== Requirement ==
Identify and reproduce every line holding the string "JSON".

[Records excerpted from a collection]
···
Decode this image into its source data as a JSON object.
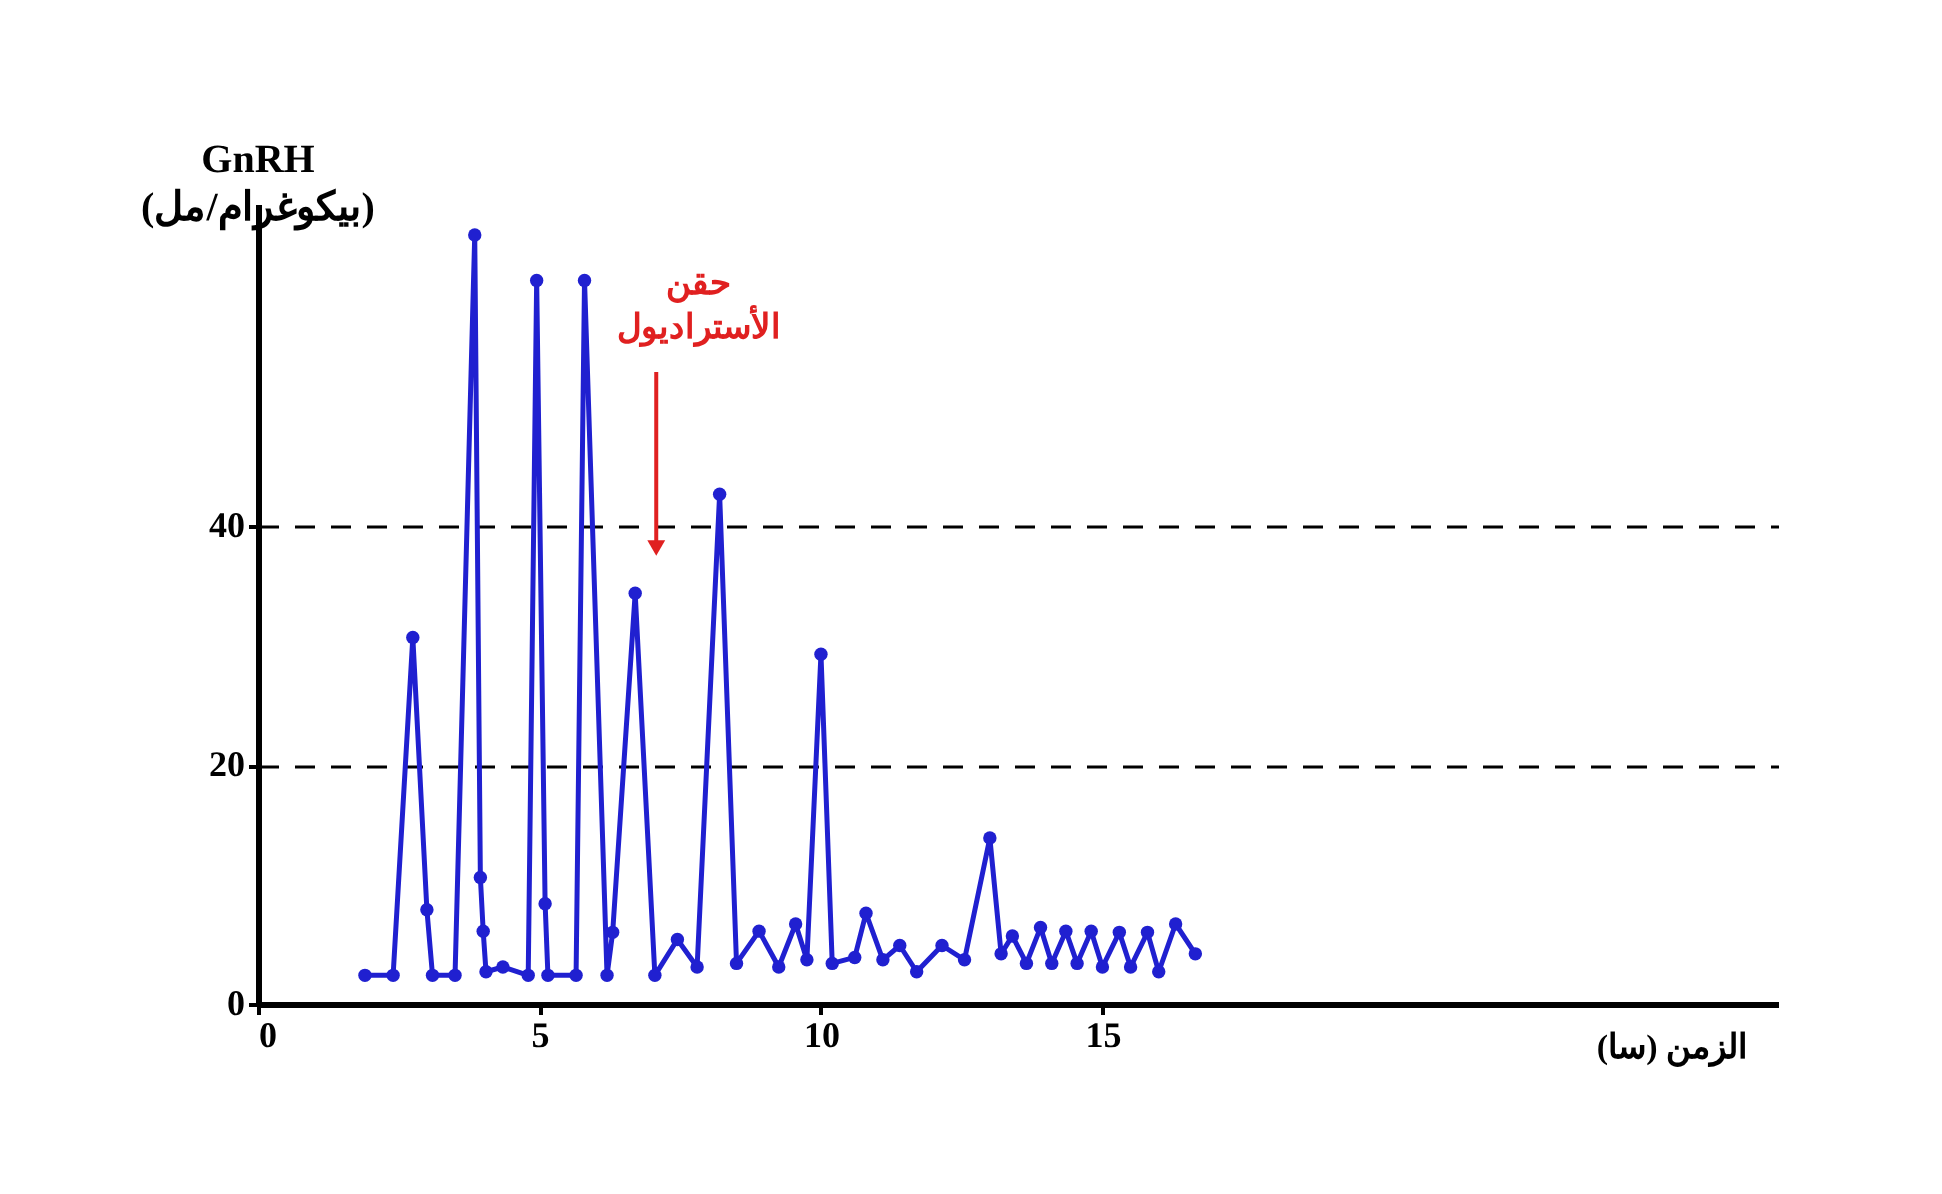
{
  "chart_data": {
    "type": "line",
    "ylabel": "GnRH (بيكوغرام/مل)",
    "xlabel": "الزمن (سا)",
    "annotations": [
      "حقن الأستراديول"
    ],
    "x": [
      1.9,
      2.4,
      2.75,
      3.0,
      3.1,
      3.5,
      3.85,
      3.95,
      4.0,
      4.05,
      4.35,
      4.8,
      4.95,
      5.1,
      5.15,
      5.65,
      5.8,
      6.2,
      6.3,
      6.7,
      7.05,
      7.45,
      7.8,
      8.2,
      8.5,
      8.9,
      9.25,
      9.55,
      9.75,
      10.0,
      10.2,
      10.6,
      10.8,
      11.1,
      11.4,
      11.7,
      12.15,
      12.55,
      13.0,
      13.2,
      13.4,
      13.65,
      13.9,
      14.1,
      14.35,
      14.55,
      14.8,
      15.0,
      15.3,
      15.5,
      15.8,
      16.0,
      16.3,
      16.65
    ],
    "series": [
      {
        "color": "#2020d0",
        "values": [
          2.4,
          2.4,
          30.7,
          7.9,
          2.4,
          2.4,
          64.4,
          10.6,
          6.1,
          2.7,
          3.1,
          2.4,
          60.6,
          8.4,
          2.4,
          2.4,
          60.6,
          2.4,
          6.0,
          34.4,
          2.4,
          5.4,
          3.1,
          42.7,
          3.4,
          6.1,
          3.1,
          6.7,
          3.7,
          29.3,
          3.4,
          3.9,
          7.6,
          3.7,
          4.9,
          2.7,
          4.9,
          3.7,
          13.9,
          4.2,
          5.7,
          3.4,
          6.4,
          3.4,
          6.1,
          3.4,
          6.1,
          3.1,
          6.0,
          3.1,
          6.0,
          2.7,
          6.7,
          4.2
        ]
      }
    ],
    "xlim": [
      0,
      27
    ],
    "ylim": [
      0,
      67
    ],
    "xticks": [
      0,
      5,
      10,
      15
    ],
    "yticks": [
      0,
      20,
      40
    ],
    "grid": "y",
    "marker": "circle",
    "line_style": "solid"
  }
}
···
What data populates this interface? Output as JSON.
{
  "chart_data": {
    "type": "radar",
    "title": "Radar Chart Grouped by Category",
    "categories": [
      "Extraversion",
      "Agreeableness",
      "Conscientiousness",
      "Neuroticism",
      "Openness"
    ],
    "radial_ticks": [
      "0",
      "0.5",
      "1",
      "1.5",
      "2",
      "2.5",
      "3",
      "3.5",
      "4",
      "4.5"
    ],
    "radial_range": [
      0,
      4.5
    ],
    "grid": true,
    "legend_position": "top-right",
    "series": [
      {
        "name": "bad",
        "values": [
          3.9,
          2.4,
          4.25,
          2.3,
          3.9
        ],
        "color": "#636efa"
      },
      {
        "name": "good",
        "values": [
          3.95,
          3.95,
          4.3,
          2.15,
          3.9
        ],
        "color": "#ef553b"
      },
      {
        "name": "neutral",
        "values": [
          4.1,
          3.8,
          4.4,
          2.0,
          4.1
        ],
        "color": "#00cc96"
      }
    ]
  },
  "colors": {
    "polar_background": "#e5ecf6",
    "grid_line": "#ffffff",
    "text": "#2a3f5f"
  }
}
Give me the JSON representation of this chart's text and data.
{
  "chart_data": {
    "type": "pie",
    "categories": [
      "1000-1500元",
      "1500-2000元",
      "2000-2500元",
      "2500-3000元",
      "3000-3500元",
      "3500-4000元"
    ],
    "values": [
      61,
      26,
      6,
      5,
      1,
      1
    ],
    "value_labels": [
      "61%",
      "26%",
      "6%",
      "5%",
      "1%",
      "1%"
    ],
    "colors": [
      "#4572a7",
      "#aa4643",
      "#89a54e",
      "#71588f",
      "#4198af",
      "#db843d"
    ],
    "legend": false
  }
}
···
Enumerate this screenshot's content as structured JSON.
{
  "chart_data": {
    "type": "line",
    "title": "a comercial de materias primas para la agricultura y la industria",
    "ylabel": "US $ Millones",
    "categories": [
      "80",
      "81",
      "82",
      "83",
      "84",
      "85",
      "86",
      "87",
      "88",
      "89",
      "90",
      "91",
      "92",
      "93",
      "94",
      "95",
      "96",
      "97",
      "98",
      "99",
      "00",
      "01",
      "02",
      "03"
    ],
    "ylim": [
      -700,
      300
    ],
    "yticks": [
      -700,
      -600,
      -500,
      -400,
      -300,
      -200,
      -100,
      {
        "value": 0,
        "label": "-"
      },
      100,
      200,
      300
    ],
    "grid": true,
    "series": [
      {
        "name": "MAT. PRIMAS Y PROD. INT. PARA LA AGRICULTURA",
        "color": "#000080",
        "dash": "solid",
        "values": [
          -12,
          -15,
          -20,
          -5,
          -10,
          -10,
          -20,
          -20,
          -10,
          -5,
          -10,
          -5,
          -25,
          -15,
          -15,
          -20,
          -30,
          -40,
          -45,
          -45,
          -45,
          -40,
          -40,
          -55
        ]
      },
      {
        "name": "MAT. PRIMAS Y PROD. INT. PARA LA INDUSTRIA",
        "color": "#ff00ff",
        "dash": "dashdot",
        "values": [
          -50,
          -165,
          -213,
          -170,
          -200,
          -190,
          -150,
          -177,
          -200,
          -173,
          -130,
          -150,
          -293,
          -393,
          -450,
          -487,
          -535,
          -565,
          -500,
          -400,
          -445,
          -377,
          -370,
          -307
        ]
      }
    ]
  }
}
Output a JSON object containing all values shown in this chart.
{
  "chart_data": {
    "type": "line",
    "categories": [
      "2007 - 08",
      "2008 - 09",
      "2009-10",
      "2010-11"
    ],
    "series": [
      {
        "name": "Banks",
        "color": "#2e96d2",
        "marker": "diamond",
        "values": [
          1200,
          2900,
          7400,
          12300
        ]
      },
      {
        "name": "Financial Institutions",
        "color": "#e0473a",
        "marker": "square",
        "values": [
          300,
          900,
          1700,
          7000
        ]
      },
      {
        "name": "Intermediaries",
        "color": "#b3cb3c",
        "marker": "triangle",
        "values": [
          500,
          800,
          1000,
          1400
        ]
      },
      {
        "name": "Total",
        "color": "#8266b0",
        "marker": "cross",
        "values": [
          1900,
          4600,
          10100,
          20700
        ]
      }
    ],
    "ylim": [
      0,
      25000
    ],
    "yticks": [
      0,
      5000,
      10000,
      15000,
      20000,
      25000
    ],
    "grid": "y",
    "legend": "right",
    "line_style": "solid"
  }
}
···
== Result below ==
Decode this image into its source data as a JSON object.
What data populates this interface? Output as JSON.
Give me the JSON representation of this chart's text and data.
Enumerate this screenshot's content as structured JSON.
Output a JSON object containing all values shown in this chart.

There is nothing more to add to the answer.